— START SUPPLIED DATA —

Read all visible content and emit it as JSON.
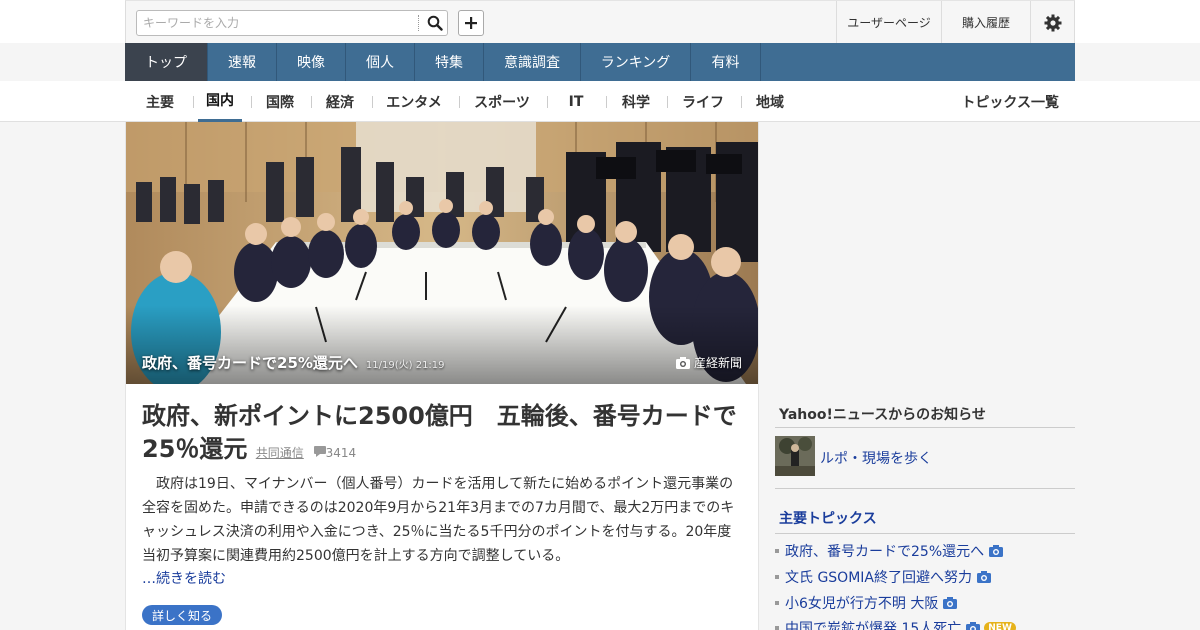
{
  "search": {
    "placeholder": "キーワードを入力"
  },
  "util": {
    "user_page": "ユーザーページ",
    "purchase_history": "購入履歴"
  },
  "nav": {
    "tabs": [
      "トップ",
      "速報",
      "映像",
      "個人",
      "特集",
      "意識調査",
      "ランキング",
      "有料"
    ]
  },
  "subnav": {
    "tabs": [
      "主要",
      "国内",
      "国際",
      "経済",
      "エンタメ",
      "スポーツ",
      "IT",
      "科学",
      "ライフ",
      "地域"
    ],
    "topics_list": "トピックス一覧"
  },
  "hero": {
    "title": "政府、番号カードで25%還元へ",
    "time": "11/19(火) 21:19",
    "source": "産経新聞"
  },
  "article": {
    "headline": "政府、新ポイントに2500億円　五輪後、番号カードで25％還元",
    "source": "共同通信",
    "comments": "3414",
    "summary": "政府は19日、マイナンバー（個人番号）カードを活用して新たに始めるポイント還元事業の全容を固めた。申請できるのは2020年9月から21年3月までの7カ月間で、最大2万円までのキャッシュレス決済の利用や入金につき、25％に当たる5千円分のポイントを付与する。20年度当初予算案に関連費用約2500億円を計上する方向で調整している。",
    "read_more": "…続きを読む",
    "detail_button": "詳しく知る"
  },
  "sidebar": {
    "notice_heading": "Yahoo!ニュースからのお知らせ",
    "notice_item": "ルポ・現場を歩く",
    "topics_heading": "主要トピックス",
    "topics": [
      {
        "label": "政府、番号カードで25%還元へ",
        "photo": true,
        "new": false
      },
      {
        "label": "文氏 GSOMIA終了回避へ努力",
        "photo": true,
        "new": false
      },
      {
        "label": "小6女児が行方不明 大阪",
        "photo": true,
        "new": false
      },
      {
        "label": "中国で炭鉱が爆発 15人死亡",
        "photo": true,
        "new": true
      }
    ],
    "new_badge": "NEW"
  },
  "colors": {
    "nav_bg": "#3f6d93",
    "nav_active": "#3b434e",
    "link": "#1a3d9c",
    "button": "#3b73c7",
    "new_badge": "#e6b21a"
  }
}
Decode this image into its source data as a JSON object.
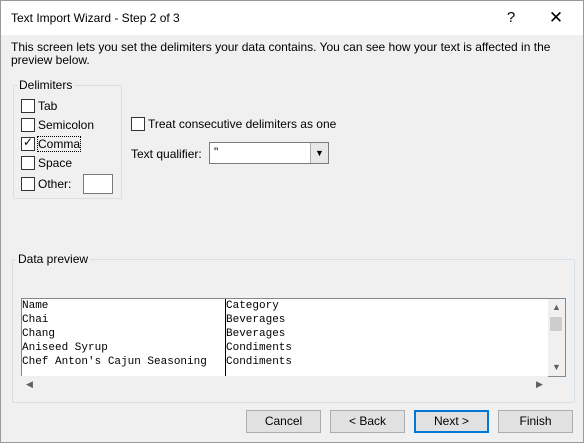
{
  "window": {
    "title": "Text Import Wizard - Step 2 of 3",
    "help_label": "?",
    "close_label": "✕"
  },
  "description": "This screen lets you set the delimiters your data contains.  You can see how your text is affected in the preview below.",
  "delimiters": {
    "group_label": "Delimiters",
    "tab": {
      "label": "Tab",
      "checked": false
    },
    "semicolon": {
      "label": "Semicolon",
      "checked": false
    },
    "comma": {
      "label": "Comma",
      "checked": true
    },
    "space": {
      "label": "Space",
      "checked": false
    },
    "other": {
      "label": "Other:",
      "checked": false,
      "value": ""
    }
  },
  "consecutive": {
    "label": "Treat consecutive delimiters as one",
    "checked": false
  },
  "qualifier": {
    "label": "Text qualifier:",
    "value": "\""
  },
  "preview": {
    "group_label": "Data preview",
    "columns": [
      [
        "Name",
        "Chai",
        "Chang",
        "Aniseed Syrup",
        "Chef Anton's Cajun Seasoning"
      ],
      [
        "Category",
        "Beverages",
        "Beverages",
        "Condiments",
        "Condiments"
      ]
    ]
  },
  "buttons": {
    "cancel": "Cancel",
    "back": "< Back",
    "next": "Next >",
    "finish": "Finish"
  }
}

— END SUPPLIED DATA —

> **EXERCISE INSTRUCTIONS**:
Repeat each entry above word for word, leaving every picture out.

> **TASK RESULT**:
Read all visible content and emit it as JSON.
{
  "search": {
    "placeholder": "キーワードを入力"
  },
  "util": {
    "user_page": "ユーザーページ",
    "purchase_history": "購入履歴"
  },
  "nav": {
    "tabs": [
      "トップ",
      "速報",
      "映像",
      "個人",
      "特集",
      "意識調査",
      "ランキング",
      "有料"
    ]
  },
  "subnav": {
    "tabs": [
      "主要",
      "国内",
      "国際",
      "経済",
      "エンタメ",
      "スポーツ",
      "IT",
      "科学",
      "ライフ",
      "地域"
    ],
    "topics_list": "トピックス一覧"
  },
  "hero": {
    "title": "政府、番号カードで25%還元へ",
    "time": "11/19(火) 21:19",
    "source": "産経新聞"
  },
  "article": {
    "headline": "政府、新ポイントに2500億円　五輪後、番号カードで25％還元",
    "source": "共同通信",
    "comments": "3414",
    "summary": "政府は19日、マイナンバー（個人番号）カードを活用して新たに始めるポイント還元事業の全容を固めた。申請できるのは2020年9月から21年3月までの7カ月間で、最大2万円までのキャッシュレス決済の利用や入金につき、25％に当たる5千円分のポイントを付与する。20年度当初予算案に関連費用約2500億円を計上する方向で調整している。",
    "read_more": "…続きを読む",
    "detail_button": "詳しく知る"
  },
  "sidebar": {
    "notice_heading": "Yahoo!ニュースからのお知らせ",
    "notice_item": "ルポ・現場を歩く",
    "topics_heading": "主要トピックス",
    "topics": [
      {
        "label": "政府、番号カードで25%還元へ",
        "photo": true,
        "new": false
      },
      {
        "label": "文氏 GSOMIA終了回避へ努力",
        "photo": true,
        "new": false
      },
      {
        "label": "小6女児が行方不明 大阪",
        "photo": true,
        "new": false
      },
      {
        "label": "中国で炭鉱が爆発 15人死亡",
        "photo": true,
        "new": true
      }
    ],
    "new_badge": "NEW"
  },
  "colors": {
    "nav_bg": "#3f6d93",
    "nav_active": "#3b434e",
    "link": "#1a3d9c",
    "button": "#3b73c7",
    "new_badge": "#e6b21a"
  }
}
Decode this image into its source data as a JSON object.
{
  "window": {
    "title": "Text Import Wizard - Step 2 of 3",
    "help_label": "?",
    "close_label": "✕"
  },
  "description": "This screen lets you set the delimiters your data contains.  You can see how your text is affected in the preview below.",
  "delimiters": {
    "group_label": "Delimiters",
    "tab": {
      "label": "Tab",
      "checked": false
    },
    "semicolon": {
      "label": "Semicolon",
      "checked": false
    },
    "comma": {
      "label": "Comma",
      "checked": true
    },
    "space": {
      "label": "Space",
      "checked": false
    },
    "other": {
      "label": "Other:",
      "checked": false,
      "value": ""
    }
  },
  "consecutive": {
    "label": "Treat consecutive delimiters as one",
    "checked": false
  },
  "qualifier": {
    "label": "Text qualifier:",
    "value": "\""
  },
  "preview": {
    "group_label": "Data preview",
    "columns": [
      [
        "Name",
        "Chai",
        "Chang",
        "Aniseed Syrup",
        "Chef Anton's Cajun Seasoning"
      ],
      [
        "Category",
        "Beverages",
        "Beverages",
        "Condiments",
        "Condiments"
      ]
    ]
  },
  "buttons": {
    "cancel": "Cancel",
    "back": "< Back",
    "next": "Next >",
    "finish": "Finish"
  }
}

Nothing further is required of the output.